▶ **Exercise prompt**: Extract exactly and only the lines of the data below, starting at the line with "Type out the text in this image." and stopping after the final line.

# Start of Dataset

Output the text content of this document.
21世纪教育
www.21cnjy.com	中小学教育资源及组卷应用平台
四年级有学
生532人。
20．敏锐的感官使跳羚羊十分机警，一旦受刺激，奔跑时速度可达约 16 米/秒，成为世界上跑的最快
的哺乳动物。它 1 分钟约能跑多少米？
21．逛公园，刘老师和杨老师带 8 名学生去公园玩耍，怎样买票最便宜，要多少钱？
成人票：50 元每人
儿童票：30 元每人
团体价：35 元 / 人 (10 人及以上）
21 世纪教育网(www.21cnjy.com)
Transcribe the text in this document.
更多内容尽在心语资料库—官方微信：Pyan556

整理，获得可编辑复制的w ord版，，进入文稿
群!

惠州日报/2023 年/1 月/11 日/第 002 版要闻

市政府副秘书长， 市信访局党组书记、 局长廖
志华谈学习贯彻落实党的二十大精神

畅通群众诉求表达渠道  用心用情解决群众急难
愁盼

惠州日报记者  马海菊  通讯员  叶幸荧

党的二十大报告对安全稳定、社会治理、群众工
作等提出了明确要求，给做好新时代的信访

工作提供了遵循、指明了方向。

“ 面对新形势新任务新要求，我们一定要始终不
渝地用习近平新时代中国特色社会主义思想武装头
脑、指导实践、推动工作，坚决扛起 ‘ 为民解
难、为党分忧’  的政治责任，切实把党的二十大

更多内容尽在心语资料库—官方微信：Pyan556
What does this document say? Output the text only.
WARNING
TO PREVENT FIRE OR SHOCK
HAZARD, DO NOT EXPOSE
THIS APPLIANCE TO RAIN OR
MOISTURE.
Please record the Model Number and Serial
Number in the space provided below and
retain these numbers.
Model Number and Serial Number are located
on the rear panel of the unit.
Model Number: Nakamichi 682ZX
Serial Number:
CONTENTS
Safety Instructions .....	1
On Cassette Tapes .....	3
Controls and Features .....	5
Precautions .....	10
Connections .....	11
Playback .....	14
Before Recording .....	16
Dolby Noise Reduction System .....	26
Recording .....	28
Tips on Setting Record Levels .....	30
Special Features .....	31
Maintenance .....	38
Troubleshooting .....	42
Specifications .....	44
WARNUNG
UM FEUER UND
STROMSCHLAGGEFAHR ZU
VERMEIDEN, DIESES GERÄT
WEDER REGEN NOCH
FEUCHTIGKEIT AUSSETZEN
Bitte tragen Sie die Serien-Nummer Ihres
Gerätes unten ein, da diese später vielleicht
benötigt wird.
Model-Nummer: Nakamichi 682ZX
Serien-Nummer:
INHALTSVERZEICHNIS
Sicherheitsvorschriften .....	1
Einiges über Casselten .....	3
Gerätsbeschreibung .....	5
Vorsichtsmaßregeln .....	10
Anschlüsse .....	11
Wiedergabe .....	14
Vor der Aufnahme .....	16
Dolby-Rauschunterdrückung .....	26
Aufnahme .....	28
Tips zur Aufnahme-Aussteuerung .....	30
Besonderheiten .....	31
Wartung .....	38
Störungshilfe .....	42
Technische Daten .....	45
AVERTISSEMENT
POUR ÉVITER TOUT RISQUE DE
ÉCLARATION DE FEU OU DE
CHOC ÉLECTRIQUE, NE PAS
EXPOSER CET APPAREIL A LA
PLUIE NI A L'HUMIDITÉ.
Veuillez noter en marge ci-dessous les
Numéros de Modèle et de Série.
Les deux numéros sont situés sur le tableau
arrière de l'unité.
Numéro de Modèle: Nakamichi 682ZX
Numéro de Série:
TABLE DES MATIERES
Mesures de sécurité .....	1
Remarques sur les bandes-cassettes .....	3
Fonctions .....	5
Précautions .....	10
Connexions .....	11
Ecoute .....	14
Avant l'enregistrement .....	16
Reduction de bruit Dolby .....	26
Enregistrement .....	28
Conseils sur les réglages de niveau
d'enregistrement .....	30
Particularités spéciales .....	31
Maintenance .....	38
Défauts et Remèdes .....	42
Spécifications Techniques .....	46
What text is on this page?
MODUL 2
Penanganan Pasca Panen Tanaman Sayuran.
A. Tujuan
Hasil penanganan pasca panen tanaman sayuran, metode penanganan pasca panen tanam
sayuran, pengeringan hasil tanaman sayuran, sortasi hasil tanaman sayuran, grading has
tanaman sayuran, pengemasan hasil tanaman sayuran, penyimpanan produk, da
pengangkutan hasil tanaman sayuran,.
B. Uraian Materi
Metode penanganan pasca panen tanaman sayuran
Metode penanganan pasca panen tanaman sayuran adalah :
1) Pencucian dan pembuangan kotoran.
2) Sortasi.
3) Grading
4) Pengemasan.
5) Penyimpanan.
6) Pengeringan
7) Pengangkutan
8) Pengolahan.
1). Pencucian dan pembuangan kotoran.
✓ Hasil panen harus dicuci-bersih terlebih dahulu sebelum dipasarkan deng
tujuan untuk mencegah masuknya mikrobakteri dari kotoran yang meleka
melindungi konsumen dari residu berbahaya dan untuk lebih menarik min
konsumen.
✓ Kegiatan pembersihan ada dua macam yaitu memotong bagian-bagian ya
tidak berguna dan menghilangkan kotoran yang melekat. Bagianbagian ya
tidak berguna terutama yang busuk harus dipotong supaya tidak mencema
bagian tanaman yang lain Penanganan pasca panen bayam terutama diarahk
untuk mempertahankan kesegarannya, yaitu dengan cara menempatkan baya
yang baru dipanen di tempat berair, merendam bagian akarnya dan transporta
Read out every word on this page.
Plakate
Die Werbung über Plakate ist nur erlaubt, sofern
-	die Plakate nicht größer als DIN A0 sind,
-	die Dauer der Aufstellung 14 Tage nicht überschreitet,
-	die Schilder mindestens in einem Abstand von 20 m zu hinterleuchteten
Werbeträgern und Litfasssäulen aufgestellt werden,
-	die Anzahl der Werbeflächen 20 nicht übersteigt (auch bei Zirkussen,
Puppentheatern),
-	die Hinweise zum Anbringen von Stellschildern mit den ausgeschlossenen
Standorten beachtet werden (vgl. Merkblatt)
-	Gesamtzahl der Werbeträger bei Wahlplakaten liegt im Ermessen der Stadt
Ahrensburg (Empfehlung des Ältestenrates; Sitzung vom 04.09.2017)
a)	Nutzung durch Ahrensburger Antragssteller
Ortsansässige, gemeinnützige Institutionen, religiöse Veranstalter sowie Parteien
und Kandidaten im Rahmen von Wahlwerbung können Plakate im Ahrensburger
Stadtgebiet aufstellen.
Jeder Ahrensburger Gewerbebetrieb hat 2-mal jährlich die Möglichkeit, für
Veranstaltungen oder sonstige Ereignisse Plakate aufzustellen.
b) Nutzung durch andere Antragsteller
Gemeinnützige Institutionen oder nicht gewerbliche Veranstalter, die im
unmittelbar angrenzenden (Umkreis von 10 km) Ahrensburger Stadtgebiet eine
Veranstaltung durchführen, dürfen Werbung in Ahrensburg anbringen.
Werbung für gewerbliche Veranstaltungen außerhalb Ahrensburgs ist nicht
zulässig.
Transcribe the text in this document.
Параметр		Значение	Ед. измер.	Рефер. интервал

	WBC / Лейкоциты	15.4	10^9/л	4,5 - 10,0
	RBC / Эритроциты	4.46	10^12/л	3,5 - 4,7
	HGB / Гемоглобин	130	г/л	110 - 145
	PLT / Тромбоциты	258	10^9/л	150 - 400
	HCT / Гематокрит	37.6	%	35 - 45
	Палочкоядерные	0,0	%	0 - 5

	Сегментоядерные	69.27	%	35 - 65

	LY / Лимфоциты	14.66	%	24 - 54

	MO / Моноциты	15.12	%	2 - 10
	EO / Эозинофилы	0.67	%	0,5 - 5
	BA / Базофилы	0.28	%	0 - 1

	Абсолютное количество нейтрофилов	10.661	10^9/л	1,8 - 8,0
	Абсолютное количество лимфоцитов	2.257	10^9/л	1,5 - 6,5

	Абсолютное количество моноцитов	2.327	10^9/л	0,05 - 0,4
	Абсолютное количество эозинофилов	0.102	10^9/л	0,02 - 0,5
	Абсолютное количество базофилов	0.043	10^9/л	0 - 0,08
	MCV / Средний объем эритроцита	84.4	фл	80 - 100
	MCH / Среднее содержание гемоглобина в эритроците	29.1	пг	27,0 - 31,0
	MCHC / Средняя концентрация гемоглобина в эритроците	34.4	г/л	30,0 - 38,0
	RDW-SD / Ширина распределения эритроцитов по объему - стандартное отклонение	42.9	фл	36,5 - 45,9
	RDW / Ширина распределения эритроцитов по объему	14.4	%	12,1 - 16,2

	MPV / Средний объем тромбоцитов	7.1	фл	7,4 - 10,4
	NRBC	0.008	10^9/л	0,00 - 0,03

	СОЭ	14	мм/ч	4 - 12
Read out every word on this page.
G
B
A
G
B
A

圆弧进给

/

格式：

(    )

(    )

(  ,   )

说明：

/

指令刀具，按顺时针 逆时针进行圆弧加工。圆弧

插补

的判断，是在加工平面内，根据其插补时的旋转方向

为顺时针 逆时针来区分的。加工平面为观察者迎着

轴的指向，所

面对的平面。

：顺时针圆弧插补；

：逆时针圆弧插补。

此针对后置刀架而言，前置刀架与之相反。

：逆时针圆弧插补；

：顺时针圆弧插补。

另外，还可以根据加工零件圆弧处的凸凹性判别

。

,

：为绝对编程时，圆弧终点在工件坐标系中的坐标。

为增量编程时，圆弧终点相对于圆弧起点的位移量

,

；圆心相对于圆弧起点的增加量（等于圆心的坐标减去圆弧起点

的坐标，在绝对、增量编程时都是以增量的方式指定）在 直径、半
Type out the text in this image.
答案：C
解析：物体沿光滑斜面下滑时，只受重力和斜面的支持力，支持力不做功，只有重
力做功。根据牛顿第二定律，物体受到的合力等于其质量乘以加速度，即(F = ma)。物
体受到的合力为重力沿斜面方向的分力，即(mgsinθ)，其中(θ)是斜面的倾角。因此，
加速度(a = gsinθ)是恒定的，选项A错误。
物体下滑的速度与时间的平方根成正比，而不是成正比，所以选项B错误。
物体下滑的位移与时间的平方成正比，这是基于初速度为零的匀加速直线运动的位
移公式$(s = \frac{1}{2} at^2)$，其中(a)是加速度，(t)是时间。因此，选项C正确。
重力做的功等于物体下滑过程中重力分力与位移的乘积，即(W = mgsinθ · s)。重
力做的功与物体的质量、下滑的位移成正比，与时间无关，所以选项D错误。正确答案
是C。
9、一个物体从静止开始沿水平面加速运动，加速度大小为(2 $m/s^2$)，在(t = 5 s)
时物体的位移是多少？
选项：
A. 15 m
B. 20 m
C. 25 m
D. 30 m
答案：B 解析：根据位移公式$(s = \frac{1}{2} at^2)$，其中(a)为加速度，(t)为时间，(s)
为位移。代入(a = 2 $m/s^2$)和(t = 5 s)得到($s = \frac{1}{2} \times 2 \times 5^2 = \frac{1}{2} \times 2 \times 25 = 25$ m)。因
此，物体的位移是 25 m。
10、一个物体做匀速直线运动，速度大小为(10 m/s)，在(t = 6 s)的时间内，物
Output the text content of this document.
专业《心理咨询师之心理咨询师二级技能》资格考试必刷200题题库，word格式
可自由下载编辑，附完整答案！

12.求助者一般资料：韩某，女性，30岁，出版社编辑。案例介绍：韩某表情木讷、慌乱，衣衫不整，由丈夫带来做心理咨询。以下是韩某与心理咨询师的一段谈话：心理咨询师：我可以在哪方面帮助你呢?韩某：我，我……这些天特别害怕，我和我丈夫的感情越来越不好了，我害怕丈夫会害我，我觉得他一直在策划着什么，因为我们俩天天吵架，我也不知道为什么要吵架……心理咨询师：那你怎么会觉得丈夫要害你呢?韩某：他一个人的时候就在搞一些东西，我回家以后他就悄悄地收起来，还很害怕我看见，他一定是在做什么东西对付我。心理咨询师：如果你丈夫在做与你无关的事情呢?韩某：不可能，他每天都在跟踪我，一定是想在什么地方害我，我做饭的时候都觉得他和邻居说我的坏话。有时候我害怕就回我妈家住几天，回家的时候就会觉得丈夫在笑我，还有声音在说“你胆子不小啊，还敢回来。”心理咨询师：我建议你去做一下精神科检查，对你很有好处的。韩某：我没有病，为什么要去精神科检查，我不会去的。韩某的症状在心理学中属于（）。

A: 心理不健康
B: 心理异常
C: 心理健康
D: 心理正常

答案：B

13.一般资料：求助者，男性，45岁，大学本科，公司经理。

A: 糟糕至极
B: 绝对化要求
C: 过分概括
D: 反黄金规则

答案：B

# End of Dataset

▶ **Complete output**:
Type out the text in this image.
答案：C
解析：物体沿光滑斜面下滑时，只受重力和斜面的支持力，支持力不做功，只有重
力做功。根据牛顿第二定律，物体受到的合力等于其质量乘以加速度，即(F = ma)。物
体受到的合力为重力沿斜面方向的分力，即(mgsinθ)，其中(θ)是斜面的倾角。因此，
加速度(a = gsinθ)是恒定的，选项A错误。
物体下滑的速度与时间的平方根成正比，而不是成正比，所以选项B错误。
物体下滑的位移与时间的平方成正比，这是基于初速度为零的匀加速直线运动的位
移公式$(s = \frac{1}{2} at^2)$，其中(a)是加速度，(t)是时间。因此，选项C正确。
重力做的功等于物体下滑过程中重力分力与位移的乘积，即(W = mgsinθ · s)。重
力做的功与物体的质量、下滑的位移成正比，与时间无关，所以选项D错误。正确答案
是C。
9、一个物体从静止开始沿水平面加速运动，加速度大小为(2 $m/s^2$)，在(t = 5 s)
时物体的位移是多少？
选项：
A. 15 m
B. 20 m
C. 25 m
D. 30 m
答案：B 解析：根据位移公式$(s = \frac{1}{2} at^2)$，其中(a)为加速度，(t)为时间，(s)
为位移。代入(a = 2 $m/s^2$)和(t = 5 s)得到($s = \frac{1}{2} \times 2 \times 5^2 = \frac{1}{2} \times 2 \times 25 = 25$ m)。因
此，物体的位移是 25 m。
10、一个物体做匀速直线运动，速度大小为(10 m/s)，在(t = 6 s)的时间内，物
Output the text content of this document.
专业《心理咨询师之心理咨询师二级技能》资格考试必刷200题题库，word格式
可自由下载编辑，附完整答案！

12.求助者一般资料：韩某，女性，30岁，出版社编辑。案例介绍：韩某表情木讷、慌乱，衣衫不整，由丈夫带来做心理咨询。以下是韩某与心理咨询师的一段谈话：心理咨询师：我可以在哪方面帮助你呢?韩某：我，我……这些天特别害怕，我和我丈夫的感情越来越不好了，我害怕丈夫会害我，我觉得他一直在策划着什么，因为我们俩天天吵架，我也不知道为什么要吵架……心理咨询师：那你怎么会觉得丈夫要害你呢?韩某：他一个人的时候就在搞一些东西，我回家以后他就悄悄地收起来，还很害怕我看见，他一定是在做什么东西对付我。心理咨询师：如果你丈夫在做与你无关的事情呢?韩某：不可能，他每天都在跟踪我，一定是想在什么地方害我，我做饭的时候都觉得他和邻居说我的坏话。有时候我害怕就回我妈家住几天，回家的时候就会觉得丈夫在笑我，还有声音在说“你胆子不小啊，还敢回来。”心理咨询师：我建议你去做一下精神科检查，对你很有好处的。韩某：我没有病，为什么要去精神科检查，我不会去的。韩某的症状在心理学中属于（）。

A: 心理不健康
B: 心理异常
C: 心理健康
D: 心理正常

答案：B

13.一般资料：求助者，男性，45岁，大学本科，公司经理。

A: 糟糕至极
B: 绝对化要求
C: 过分概括
D: 反黄金规则

答案：B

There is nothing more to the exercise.